What needs to be done: Will you write out the data exactly, excluding every picture?
***** Source records
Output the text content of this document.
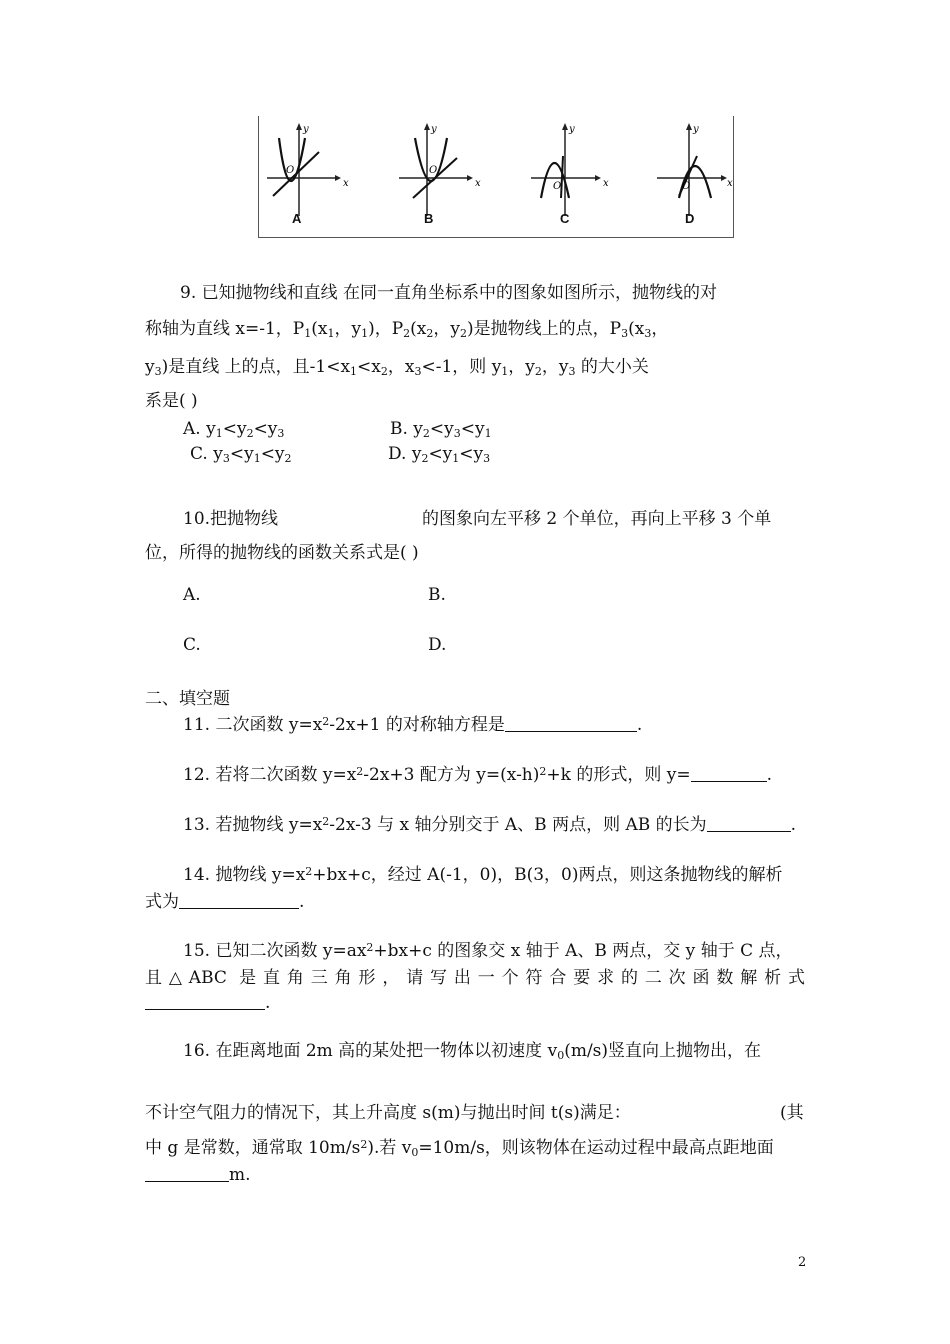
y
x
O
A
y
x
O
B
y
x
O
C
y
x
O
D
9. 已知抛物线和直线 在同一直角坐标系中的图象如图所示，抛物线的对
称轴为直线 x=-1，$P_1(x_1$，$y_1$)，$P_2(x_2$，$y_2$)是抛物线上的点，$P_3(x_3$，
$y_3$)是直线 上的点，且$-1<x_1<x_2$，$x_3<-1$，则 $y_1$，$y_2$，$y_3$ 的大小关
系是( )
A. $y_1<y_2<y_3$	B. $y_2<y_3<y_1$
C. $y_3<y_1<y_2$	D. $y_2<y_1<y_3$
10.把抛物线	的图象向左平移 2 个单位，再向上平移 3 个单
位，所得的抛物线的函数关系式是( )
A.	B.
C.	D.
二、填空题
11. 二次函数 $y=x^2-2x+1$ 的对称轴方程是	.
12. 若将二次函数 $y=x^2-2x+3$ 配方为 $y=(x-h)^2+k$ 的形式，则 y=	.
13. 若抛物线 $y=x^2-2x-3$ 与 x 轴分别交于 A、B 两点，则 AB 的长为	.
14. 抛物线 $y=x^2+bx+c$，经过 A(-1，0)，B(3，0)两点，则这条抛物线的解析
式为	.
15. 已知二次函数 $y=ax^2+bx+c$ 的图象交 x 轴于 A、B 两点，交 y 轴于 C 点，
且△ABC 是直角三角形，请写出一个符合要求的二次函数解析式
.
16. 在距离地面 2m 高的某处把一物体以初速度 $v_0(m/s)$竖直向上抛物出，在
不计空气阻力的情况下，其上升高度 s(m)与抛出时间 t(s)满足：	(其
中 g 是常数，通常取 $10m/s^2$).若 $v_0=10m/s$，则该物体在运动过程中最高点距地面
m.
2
**********
Answer for this exercise:
Output the text content of this document.
y
x
O
A
y
x
O
B
y
x
O
C
y
x
O
D
9. 已知抛物线和直线 在同一直角坐标系中的图象如图所示，抛物线的对
称轴为直线 x=-1，$P_1(x_1$，$y_1$)，$P_2(x_2$，$y_2$)是抛物线上的点，$P_3(x_3$，
$y_3$)是直线 上的点，且$-1<x_1<x_2$，$x_3<-1$，则 $y_1$，$y_2$，$y_3$ 的大小关
系是( )
A. $y_1<y_2<y_3$	B. $y_2<y_3<y_1$
C. $y_3<y_1<y_2$	D. $y_2<y_1<y_3$
10.把抛物线	的图象向左平移 2 个单位，再向上平移 3 个单
位，所得的抛物线的函数关系式是( )
A.	B.
C.	D.
二、填空题
11. 二次函数 $y=x^2-2x+1$ 的对称轴方程是	.
12. 若将二次函数 $y=x^2-2x+3$ 配方为 $y=(x-h)^2+k$ 的形式，则 y=	.
13. 若抛物线 $y=x^2-2x-3$ 与 x 轴分别交于 A、B 两点，则 AB 的长为	.
14. 抛物线 $y=x^2+bx+c$，经过 A(-1，0)，B(3，0)两点，则这条抛物线的解析
式为	.
15. 已知二次函数 $y=ax^2+bx+c$ 的图象交 x 轴于 A、B 两点，交 y 轴于 C 点，
且△ABC 是直角三角形，请写出一个符合要求的二次函数解析式
.
16. 在距离地面 2m 高的某处把一物体以初速度 $v_0(m/s)$竖直向上抛物出，在
不计空气阻力的情况下，其上升高度 s(m)与抛出时间 t(s)满足：	(其
中 g 是常数，通常取 $10m/s^2$).若 $v_0=10m/s$，则该物体在运动过程中最高点距地面
m.
2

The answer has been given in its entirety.